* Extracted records
━━━━━━

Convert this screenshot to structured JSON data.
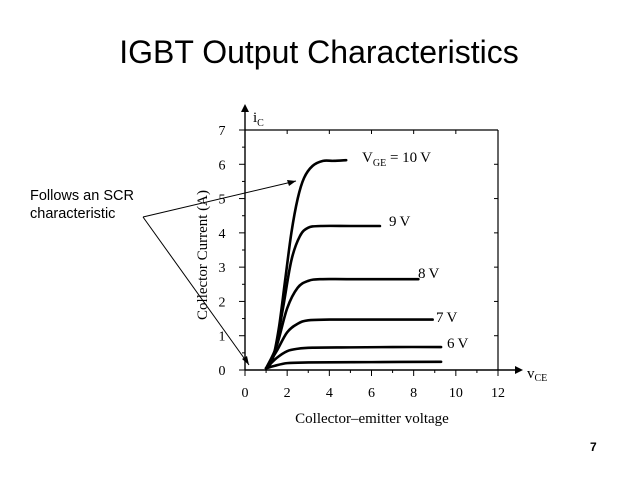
{
  "slide": {
    "title": "IGBT Output Characteristics",
    "page_number": "7"
  },
  "annotation": {
    "lines": [
      "Follows an SCR",
      "characteristic"
    ]
  },
  "chart_data": {
    "type": "line",
    "xlabel": "Collector–emitter voltage",
    "ylabel": "Collector Current (A)",
    "x_axis_symbol": "v",
    "x_axis_subscript": "CE",
    "y_axis_symbol": "i",
    "y_axis_subscript": "C",
    "xlim": [
      0,
      12
    ],
    "ylim": [
      0,
      7
    ],
    "x_ticks": [
      0,
      2,
      4,
      6,
      8,
      10,
      12
    ],
    "y_ticks": [
      0,
      1,
      2,
      3,
      4,
      5,
      6,
      7
    ],
    "grid": false,
    "series": [
      {
        "name": "VGE = 10 V",
        "label_main": "V",
        "label_sub": "GE",
        "label_rest": " = 10 V",
        "points": [
          [
            1,
            0.05
          ],
          [
            1.3,
            0.3
          ],
          [
            1.6,
            1.2
          ],
          [
            1.9,
            2.6
          ],
          [
            2.2,
            4.0
          ],
          [
            2.5,
            5.0
          ],
          [
            2.8,
            5.6
          ],
          [
            3.2,
            5.95
          ],
          [
            3.7,
            6.1
          ],
          [
            4.2,
            6.1
          ],
          [
            4.8,
            6.12
          ]
        ]
      },
      {
        "name": "9 V",
        "label_rest": "9 V",
        "points": [
          [
            1,
            0.05
          ],
          [
            1.4,
            0.5
          ],
          [
            1.8,
            1.8
          ],
          [
            2.2,
            3.2
          ],
          [
            2.6,
            3.9
          ],
          [
            3.0,
            4.15
          ],
          [
            3.6,
            4.2
          ],
          [
            5,
            4.2
          ],
          [
            6.4,
            4.2
          ]
        ]
      },
      {
        "name": "8 V",
        "label_rest": "8 V",
        "points": [
          [
            1,
            0.05
          ],
          [
            1.5,
            0.7
          ],
          [
            2.0,
            1.8
          ],
          [
            2.5,
            2.4
          ],
          [
            3.0,
            2.6
          ],
          [
            3.6,
            2.65
          ],
          [
            5,
            2.65
          ],
          [
            8,
            2.65
          ],
          [
            8,
            2.65
          ]
        ]
      },
      {
        "name": "7 V",
        "label_rest": "7 V",
        "points": [
          [
            1,
            0.05
          ],
          [
            1.5,
            0.55
          ],
          [
            2.0,
            1.1
          ],
          [
            2.5,
            1.35
          ],
          [
            3.0,
            1.45
          ],
          [
            4,
            1.47
          ],
          [
            6,
            1.47
          ],
          [
            8.9,
            1.47
          ]
        ]
      },
      {
        "name": "6 V",
        "label_rest": "6 V",
        "points": [
          [
            1,
            0.05
          ],
          [
            1.5,
            0.35
          ],
          [
            2.0,
            0.55
          ],
          [
            2.5,
            0.62
          ],
          [
            3.2,
            0.65
          ],
          [
            5,
            0.66
          ],
          [
            7,
            0.67
          ],
          [
            9.3,
            0.67
          ]
        ]
      },
      {
        "name": "base",
        "label_rest": "",
        "points": [
          [
            1,
            0.05
          ],
          [
            1.4,
            0.12
          ],
          [
            2.0,
            0.2
          ],
          [
            3,
            0.22
          ],
          [
            6,
            0.23
          ],
          [
            9.3,
            0.24
          ]
        ]
      }
    ]
  }
}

━━━━━━

* Problem to solve
Give back every line exactly as it stands, pictures excluded.

* Worked solution
Convert this screenshot to structured JSON data.
{
  "slide": {
    "title": "IGBT Output Characteristics",
    "page_number": "7"
  },
  "annotation": {
    "lines": [
      "Follows an SCR",
      "characteristic"
    ]
  },
  "chart_data": {
    "type": "line",
    "xlabel": "Collector–emitter voltage",
    "ylabel": "Collector Current (A)",
    "x_axis_symbol": "v",
    "x_axis_subscript": "CE",
    "y_axis_symbol": "i",
    "y_axis_subscript": "C",
    "xlim": [
      0,
      12
    ],
    "ylim": [
      0,
      7
    ],
    "x_ticks": [
      0,
      2,
      4,
      6,
      8,
      10,
      12
    ],
    "y_ticks": [
      0,
      1,
      2,
      3,
      4,
      5,
      6,
      7
    ],
    "grid": false,
    "series": [
      {
        "name": "VGE = 10 V",
        "label_main": "V",
        "label_sub": "GE",
        "label_rest": " = 10 V",
        "points": [
          [
            1,
            0.05
          ],
          [
            1.3,
            0.3
          ],
          [
            1.6,
            1.2
          ],
          [
            1.9,
            2.6
          ],
          [
            2.2,
            4.0
          ],
          [
            2.5,
            5.0
          ],
          [
            2.8,
            5.6
          ],
          [
            3.2,
            5.95
          ],
          [
            3.7,
            6.1
          ],
          [
            4.2,
            6.1
          ],
          [
            4.8,
            6.12
          ]
        ]
      },
      {
        "name": "9 V",
        "label_rest": "9 V",
        "points": [
          [
            1,
            0.05
          ],
          [
            1.4,
            0.5
          ],
          [
            1.8,
            1.8
          ],
          [
            2.2,
            3.2
          ],
          [
            2.6,
            3.9
          ],
          [
            3.0,
            4.15
          ],
          [
            3.6,
            4.2
          ],
          [
            5,
            4.2
          ],
          [
            6.4,
            4.2
          ]
        ]
      },
      {
        "name": "8 V",
        "label_rest": "8 V",
        "points": [
          [
            1,
            0.05
          ],
          [
            1.5,
            0.7
          ],
          [
            2.0,
            1.8
          ],
          [
            2.5,
            2.4
          ],
          [
            3.0,
            2.6
          ],
          [
            3.6,
            2.65
          ],
          [
            5,
            2.65
          ],
          [
            8,
            2.65
          ],
          [
            8,
            2.65
          ]
        ]
      },
      {
        "name": "7 V",
        "label_rest": "7 V",
        "points": [
          [
            1,
            0.05
          ],
          [
            1.5,
            0.55
          ],
          [
            2.0,
            1.1
          ],
          [
            2.5,
            1.35
          ],
          [
            3.0,
            1.45
          ],
          [
            4,
            1.47
          ],
          [
            6,
            1.47
          ],
          [
            8.9,
            1.47
          ]
        ]
      },
      {
        "name": "6 V",
        "label_rest": "6 V",
        "points": [
          [
            1,
            0.05
          ],
          [
            1.5,
            0.35
          ],
          [
            2.0,
            0.55
          ],
          [
            2.5,
            0.62
          ],
          [
            3.2,
            0.65
          ],
          [
            5,
            0.66
          ],
          [
            7,
            0.67
          ],
          [
            9.3,
            0.67
          ]
        ]
      },
      {
        "name": "base",
        "label_rest": "",
        "points": [
          [
            1,
            0.05
          ],
          [
            1.4,
            0.12
          ],
          [
            2.0,
            0.2
          ],
          [
            3,
            0.22
          ],
          [
            6,
            0.23
          ],
          [
            9.3,
            0.24
          ]
        ]
      }
    ]
  }
}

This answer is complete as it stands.